**Problem to work on:**
Without the pictures, repeat the listing character for character.

________________________________________

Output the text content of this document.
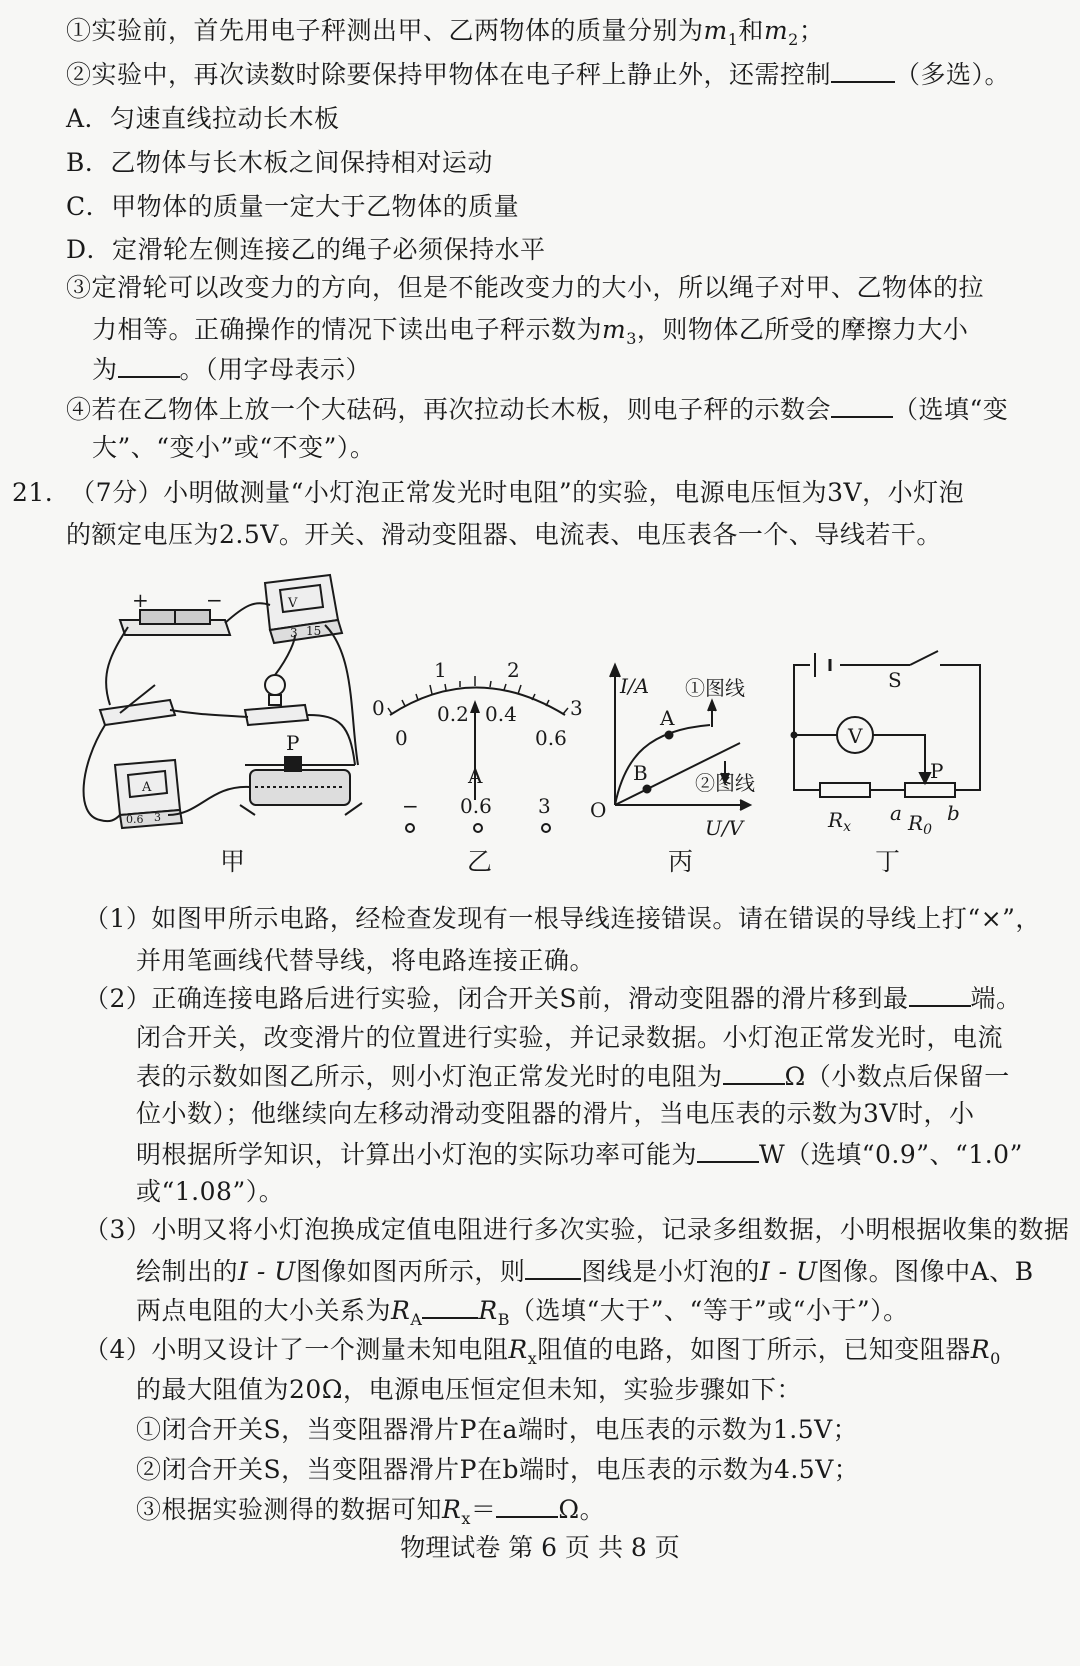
①实验前，首先用电子秤测出甲、乙两物体的质量分别为$m_1$和$m_2$；
②实验中，再次读数时除要保持甲物体在电子秤上静止外，还需控制	（多选）。
A．匀速直线拉动长木板
B．乙物体与长木板之间保持相对运动
C．甲物体的质量一定大于乙物体的质量
D．定滑轮左侧连接乙的绳子必须保持水平
③定滑轮可以改变力的方向，但是不能改变力的大小，所以绳子对甲、乙物体的拉
力相等。正确操作的情况下读出电子秤示数为$m_3$，则物体乙所受的摩擦力大小
为 。（用字母表示）
④若在乙物体上放一个大砝码，再次拉动长木板，则电子秤的示数会 （选填“变
大”、“变小”或“不变”）。
21. （7分）小明做测量“小灯泡正常发光时电阻”的实验，电源电压恒为3V，小灯泡
的额定电压为2.5V。开关、滑动变阻器、电流表、电压表各一个、导线若干。
+	−	V
3 15
A
0.6 3
P
甲
0
1	2
3
0
0.2 0.4
0.6
A
− 0.6 3
乙
I/A
U/V
O
①图线
②图线
A
B
丙
V
S
P
$R_x$
a $R_0$
b
丁
（1）如图甲所示电路，经检查发现有一根导线连接错误。请在错误的导线上打“×”，
并用笔画线代替导线，将电路连接正确。
（2）正确连接电路后进行实验，闭合开关S前，滑动变阻器的滑片移到最 端。
闭合开关，改变滑片的位置进行实验，并记录数据。小灯泡正常发光时，电流
表的示数如图乙所示，则小灯泡正常发光时的电阻为 Ω（小数点后保留一
位小数）；他继续向左移动滑动变阻器的滑片，当电压表的示数为3V时，小
明根据所学知识，计算出小灯泡的实际功率可能为 W（选填“0.9”、“1.0”
或“1.08”）。
（3）小明又将小灯泡换成定值电阻进行多次实验，记录多组数据，小明根据收集的数据
绘制出的I - U图像如图丙所示，则 图线是小灯泡的I - U图像。图像中A、B
两点电阻的大小关系为$R_A$ $R_B$（选填“大于”、“等于”或“小于”）。
（4）小明又设计了一个测量未知电阻$R_x$阻值的电路，如图丁所示，已知变阻器$R_0$
的最大阻值为20Ω，电源电压恒定但未知，实验步骤如下：
①闭合开关S，当变阻器滑片P在a端时，电压表的示数为1.5V；
②闭合开关S，当变阻器滑片P在b端时，电压表的示数为4.5V；
③根据实验测得的数据可知$R_x= \Omega$。
物理试卷 第 6 页 共 8 页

________________________________________

**Response to this task:**
Output the text content of this document.
①实验前，首先用电子秤测出甲、乙两物体的质量分别为$m_1$和$m_2$；
②实验中，再次读数时除要保持甲物体在电子秤上静止外，还需控制	（多选）。
A．匀速直线拉动长木板
B．乙物体与长木板之间保持相对运动
C．甲物体的质量一定大于乙物体的质量
D．定滑轮左侧连接乙的绳子必须保持水平
③定滑轮可以改变力的方向，但是不能改变力的大小，所以绳子对甲、乙物体的拉
力相等。正确操作的情况下读出电子秤示数为$m_3$，则物体乙所受的摩擦力大小
为 。（用字母表示）
④若在乙物体上放一个大砝码，再次拉动长木板，则电子秤的示数会 （选填“变
大”、“变小”或“不变”）。
21. （7分）小明做测量“小灯泡正常发光时电阻”的实验，电源电压恒为3V，小灯泡
的额定电压为2.5V。开关、滑动变阻器、电流表、电压表各一个、导线若干。
+	−	V
3 15
A
0.6 3
P
甲
0
1	2
3
0
0.2 0.4
0.6
A
− 0.6 3
乙
I/A
U/V
O
①图线
②图线
A
B
丙
V
S
P
$R_x$
a $R_0$
b
丁
（1）如图甲所示电路，经检查发现有一根导线连接错误。请在错误的导线上打“×”，
并用笔画线代替导线，将电路连接正确。
（2）正确连接电路后进行实验，闭合开关S前，滑动变阻器的滑片移到最 端。
闭合开关，改变滑片的位置进行实验，并记录数据。小灯泡正常发光时，电流
表的示数如图乙所示，则小灯泡正常发光时的电阻为 Ω（小数点后保留一
位小数）；他继续向左移动滑动变阻器的滑片，当电压表的示数为3V时，小
明根据所学知识，计算出小灯泡的实际功率可能为 W（选填“0.9”、“1.0”
或“1.08”）。
（3）小明又将小灯泡换成定值电阻进行多次实验，记录多组数据，小明根据收集的数据
绘制出的I - U图像如图丙所示，则 图线是小灯泡的I - U图像。图像中A、B
两点电阻的大小关系为$R_A$ $R_B$（选填“大于”、“等于”或“小于”）。
（4）小明又设计了一个测量未知电阻$R_x$阻值的电路，如图丁所示，已知变阻器$R_0$
的最大阻值为20Ω，电源电压恒定但未知，实验步骤如下：
①闭合开关S，当变阻器滑片P在a端时，电压表的示数为1.5V；
②闭合开关S，当变阻器滑片P在b端时，电压表的示数为4.5V；
③根据实验测得的数据可知$R_x= \Omega$。
物理试卷 第 6 页 共 8 页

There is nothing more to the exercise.